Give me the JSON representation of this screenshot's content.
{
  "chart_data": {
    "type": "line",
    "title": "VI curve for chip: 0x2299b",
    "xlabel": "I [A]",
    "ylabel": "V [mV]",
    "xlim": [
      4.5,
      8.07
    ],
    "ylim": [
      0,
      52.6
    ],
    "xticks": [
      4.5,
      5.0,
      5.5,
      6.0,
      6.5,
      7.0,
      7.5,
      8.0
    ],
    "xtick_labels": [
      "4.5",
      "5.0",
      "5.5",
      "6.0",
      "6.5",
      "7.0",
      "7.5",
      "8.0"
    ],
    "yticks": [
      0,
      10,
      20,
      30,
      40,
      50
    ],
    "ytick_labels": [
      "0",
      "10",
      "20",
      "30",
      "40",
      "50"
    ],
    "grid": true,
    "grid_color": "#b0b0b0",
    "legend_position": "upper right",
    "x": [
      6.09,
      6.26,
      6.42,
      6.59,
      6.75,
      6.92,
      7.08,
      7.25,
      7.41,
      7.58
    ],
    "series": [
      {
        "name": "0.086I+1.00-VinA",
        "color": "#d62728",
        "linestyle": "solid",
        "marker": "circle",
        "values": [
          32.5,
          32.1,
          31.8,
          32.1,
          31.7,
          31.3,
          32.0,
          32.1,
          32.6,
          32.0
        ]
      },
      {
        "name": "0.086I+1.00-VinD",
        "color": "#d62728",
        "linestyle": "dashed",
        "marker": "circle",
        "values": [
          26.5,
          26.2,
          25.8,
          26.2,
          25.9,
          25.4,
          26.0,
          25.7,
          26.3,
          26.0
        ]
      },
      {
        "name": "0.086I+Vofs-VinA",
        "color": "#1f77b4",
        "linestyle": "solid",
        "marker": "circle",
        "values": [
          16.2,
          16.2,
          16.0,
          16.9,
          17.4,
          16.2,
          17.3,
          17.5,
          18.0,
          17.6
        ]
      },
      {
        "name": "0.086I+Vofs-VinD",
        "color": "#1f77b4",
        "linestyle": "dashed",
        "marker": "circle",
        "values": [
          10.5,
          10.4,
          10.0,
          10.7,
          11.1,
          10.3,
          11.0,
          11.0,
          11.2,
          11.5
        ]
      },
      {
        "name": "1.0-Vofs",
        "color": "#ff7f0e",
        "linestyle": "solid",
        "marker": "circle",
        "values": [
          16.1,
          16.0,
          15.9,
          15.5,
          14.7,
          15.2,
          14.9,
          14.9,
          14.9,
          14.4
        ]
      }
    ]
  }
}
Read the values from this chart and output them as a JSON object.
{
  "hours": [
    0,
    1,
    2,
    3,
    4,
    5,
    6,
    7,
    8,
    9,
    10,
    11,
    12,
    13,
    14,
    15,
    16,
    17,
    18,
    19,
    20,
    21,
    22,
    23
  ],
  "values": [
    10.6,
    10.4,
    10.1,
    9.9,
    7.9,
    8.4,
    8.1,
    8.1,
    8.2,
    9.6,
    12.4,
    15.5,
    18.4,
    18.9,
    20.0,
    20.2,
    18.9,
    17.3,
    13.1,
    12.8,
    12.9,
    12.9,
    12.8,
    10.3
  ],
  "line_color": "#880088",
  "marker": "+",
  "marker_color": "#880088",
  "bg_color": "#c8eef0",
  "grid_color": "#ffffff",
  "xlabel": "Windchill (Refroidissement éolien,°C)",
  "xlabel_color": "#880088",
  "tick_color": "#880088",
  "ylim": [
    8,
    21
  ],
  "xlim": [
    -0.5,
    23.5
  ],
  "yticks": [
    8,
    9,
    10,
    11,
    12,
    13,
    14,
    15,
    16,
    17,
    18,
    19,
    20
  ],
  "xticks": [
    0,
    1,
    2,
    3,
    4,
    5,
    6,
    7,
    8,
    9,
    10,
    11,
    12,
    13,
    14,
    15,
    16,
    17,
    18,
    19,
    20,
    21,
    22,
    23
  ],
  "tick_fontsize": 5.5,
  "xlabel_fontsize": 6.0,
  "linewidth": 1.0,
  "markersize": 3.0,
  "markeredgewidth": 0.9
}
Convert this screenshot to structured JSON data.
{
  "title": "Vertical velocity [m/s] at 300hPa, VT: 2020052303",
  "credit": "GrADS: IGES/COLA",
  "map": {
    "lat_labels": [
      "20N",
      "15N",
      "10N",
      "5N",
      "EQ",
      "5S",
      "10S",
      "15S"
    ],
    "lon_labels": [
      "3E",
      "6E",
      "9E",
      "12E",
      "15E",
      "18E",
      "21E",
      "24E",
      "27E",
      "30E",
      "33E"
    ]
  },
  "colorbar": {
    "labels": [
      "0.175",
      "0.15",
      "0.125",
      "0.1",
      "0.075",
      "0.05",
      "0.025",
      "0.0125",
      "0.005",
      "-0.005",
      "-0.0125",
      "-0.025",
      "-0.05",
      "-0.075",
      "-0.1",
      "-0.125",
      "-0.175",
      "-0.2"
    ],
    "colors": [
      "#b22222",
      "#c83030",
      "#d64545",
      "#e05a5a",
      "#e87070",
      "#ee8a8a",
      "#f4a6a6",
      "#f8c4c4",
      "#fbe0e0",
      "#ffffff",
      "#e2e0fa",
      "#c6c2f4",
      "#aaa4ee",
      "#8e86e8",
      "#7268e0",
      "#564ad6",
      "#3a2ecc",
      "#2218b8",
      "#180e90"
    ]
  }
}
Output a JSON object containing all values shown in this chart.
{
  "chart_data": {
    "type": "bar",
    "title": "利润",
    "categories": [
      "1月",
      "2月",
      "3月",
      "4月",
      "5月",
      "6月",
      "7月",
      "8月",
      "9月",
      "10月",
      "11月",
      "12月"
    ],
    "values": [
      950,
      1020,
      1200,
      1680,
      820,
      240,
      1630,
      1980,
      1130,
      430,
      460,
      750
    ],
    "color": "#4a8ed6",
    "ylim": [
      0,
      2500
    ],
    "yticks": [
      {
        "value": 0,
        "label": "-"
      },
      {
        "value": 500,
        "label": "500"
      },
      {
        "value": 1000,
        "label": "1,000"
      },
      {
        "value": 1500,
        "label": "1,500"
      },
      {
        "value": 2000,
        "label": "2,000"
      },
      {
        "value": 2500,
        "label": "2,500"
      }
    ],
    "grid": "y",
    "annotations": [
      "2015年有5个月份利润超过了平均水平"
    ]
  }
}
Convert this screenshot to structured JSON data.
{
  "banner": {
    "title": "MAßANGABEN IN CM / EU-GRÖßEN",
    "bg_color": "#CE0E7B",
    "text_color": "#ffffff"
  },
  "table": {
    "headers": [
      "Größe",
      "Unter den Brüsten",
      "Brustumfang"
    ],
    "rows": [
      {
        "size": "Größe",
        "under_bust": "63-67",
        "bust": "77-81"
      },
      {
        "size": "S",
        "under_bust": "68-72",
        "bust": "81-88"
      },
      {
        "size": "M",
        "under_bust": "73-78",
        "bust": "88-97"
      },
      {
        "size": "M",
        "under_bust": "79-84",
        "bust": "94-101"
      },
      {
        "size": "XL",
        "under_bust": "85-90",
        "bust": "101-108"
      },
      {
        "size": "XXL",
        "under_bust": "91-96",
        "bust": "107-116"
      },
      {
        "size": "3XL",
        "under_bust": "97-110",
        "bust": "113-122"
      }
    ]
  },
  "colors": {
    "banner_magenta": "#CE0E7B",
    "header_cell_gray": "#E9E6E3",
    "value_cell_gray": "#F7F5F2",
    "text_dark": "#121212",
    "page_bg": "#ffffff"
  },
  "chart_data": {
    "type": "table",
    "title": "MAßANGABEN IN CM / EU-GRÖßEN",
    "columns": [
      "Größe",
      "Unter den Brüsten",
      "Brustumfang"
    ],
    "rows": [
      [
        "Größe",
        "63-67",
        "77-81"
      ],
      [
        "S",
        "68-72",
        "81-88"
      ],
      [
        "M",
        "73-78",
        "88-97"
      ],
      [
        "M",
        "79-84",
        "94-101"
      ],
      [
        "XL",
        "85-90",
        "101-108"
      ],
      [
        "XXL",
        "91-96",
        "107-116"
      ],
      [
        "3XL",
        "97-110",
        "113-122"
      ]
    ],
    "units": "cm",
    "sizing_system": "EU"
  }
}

# # # # #

- _Your task_
From the listing above, find the number of lines with the word "object" in them. Answer with the number only.

- _Result below_
2